──────── PROVIDED ENTRIES ────────
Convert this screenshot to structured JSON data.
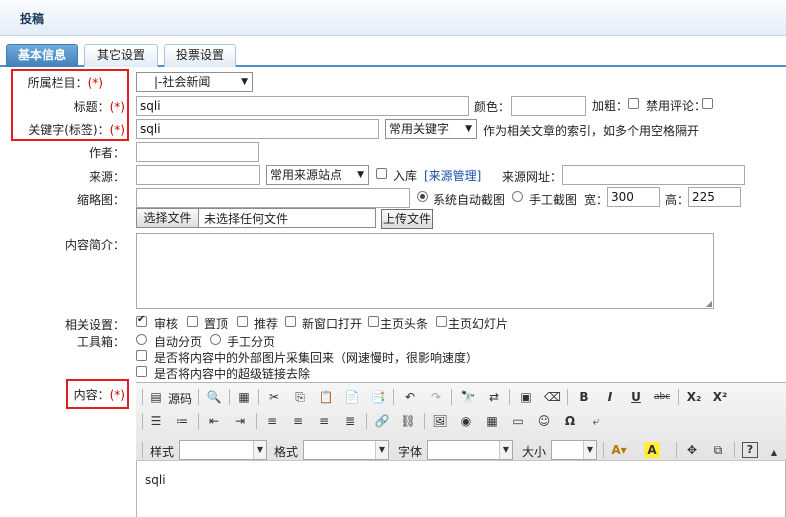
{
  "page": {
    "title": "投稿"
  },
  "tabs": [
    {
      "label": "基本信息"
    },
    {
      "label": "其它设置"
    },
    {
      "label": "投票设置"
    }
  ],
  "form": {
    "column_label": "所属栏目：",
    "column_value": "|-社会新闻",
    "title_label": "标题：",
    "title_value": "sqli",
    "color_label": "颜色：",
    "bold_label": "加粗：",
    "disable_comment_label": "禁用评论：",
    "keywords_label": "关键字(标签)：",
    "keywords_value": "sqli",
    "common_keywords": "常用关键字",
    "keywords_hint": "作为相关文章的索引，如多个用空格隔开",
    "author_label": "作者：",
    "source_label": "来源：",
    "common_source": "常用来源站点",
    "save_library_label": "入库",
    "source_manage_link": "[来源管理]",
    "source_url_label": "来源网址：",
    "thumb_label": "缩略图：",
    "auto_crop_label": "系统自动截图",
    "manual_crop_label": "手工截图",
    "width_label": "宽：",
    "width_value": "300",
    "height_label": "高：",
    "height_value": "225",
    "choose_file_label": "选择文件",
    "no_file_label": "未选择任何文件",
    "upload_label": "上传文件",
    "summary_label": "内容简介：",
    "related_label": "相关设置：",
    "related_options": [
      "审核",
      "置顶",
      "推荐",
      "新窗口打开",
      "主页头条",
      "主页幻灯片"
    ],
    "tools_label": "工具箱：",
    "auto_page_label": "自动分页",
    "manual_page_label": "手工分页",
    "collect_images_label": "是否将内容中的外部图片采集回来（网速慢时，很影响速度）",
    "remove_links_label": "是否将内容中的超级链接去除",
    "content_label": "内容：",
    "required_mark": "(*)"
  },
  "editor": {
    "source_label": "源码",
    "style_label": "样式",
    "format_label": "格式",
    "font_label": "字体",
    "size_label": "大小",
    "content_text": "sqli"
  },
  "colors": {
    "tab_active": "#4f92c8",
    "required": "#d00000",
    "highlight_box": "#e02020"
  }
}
────────
_DIRECTIONS FOR THIS TASK_.
Give back the whole listing as it stands, minus its pictures.

_THE OUTPUT_.
Convert this screenshot to structured JSON data.
{
  "page": {
    "title": "投稿"
  },
  "tabs": [
    {
      "label": "基本信息"
    },
    {
      "label": "其它设置"
    },
    {
      "label": "投票设置"
    }
  ],
  "form": {
    "column_label": "所属栏目：",
    "column_value": "|-社会新闻",
    "title_label": "标题：",
    "title_value": "sqli",
    "color_label": "颜色：",
    "bold_label": "加粗：",
    "disable_comment_label": "禁用评论：",
    "keywords_label": "关键字(标签)：",
    "keywords_value": "sqli",
    "common_keywords": "常用关键字",
    "keywords_hint": "作为相关文章的索引，如多个用空格隔开",
    "author_label": "作者：",
    "source_label": "来源：",
    "common_source": "常用来源站点",
    "save_library_label": "入库",
    "source_manage_link": "[来源管理]",
    "source_url_label": "来源网址：",
    "thumb_label": "缩略图：",
    "auto_crop_label": "系统自动截图",
    "manual_crop_label": "手工截图",
    "width_label": "宽：",
    "width_value": "300",
    "height_label": "高：",
    "height_value": "225",
    "choose_file_label": "选择文件",
    "no_file_label": "未选择任何文件",
    "upload_label": "上传文件",
    "summary_label": "内容简介：",
    "related_label": "相关设置：",
    "related_options": [
      "审核",
      "置顶",
      "推荐",
      "新窗口打开",
      "主页头条",
      "主页幻灯片"
    ],
    "tools_label": "工具箱：",
    "auto_page_label": "自动分页",
    "manual_page_label": "手工分页",
    "collect_images_label": "是否将内容中的外部图片采集回来（网速慢时，很影响速度）",
    "remove_links_label": "是否将内容中的超级链接去除",
    "content_label": "内容：",
    "required_mark": "(*)"
  },
  "editor": {
    "source_label": "源码",
    "style_label": "样式",
    "format_label": "格式",
    "font_label": "字体",
    "size_label": "大小",
    "content_text": "sqli"
  },
  "colors": {
    "tab_active": "#4f92c8",
    "required": "#d00000",
    "highlight_box": "#e02020"
  }
}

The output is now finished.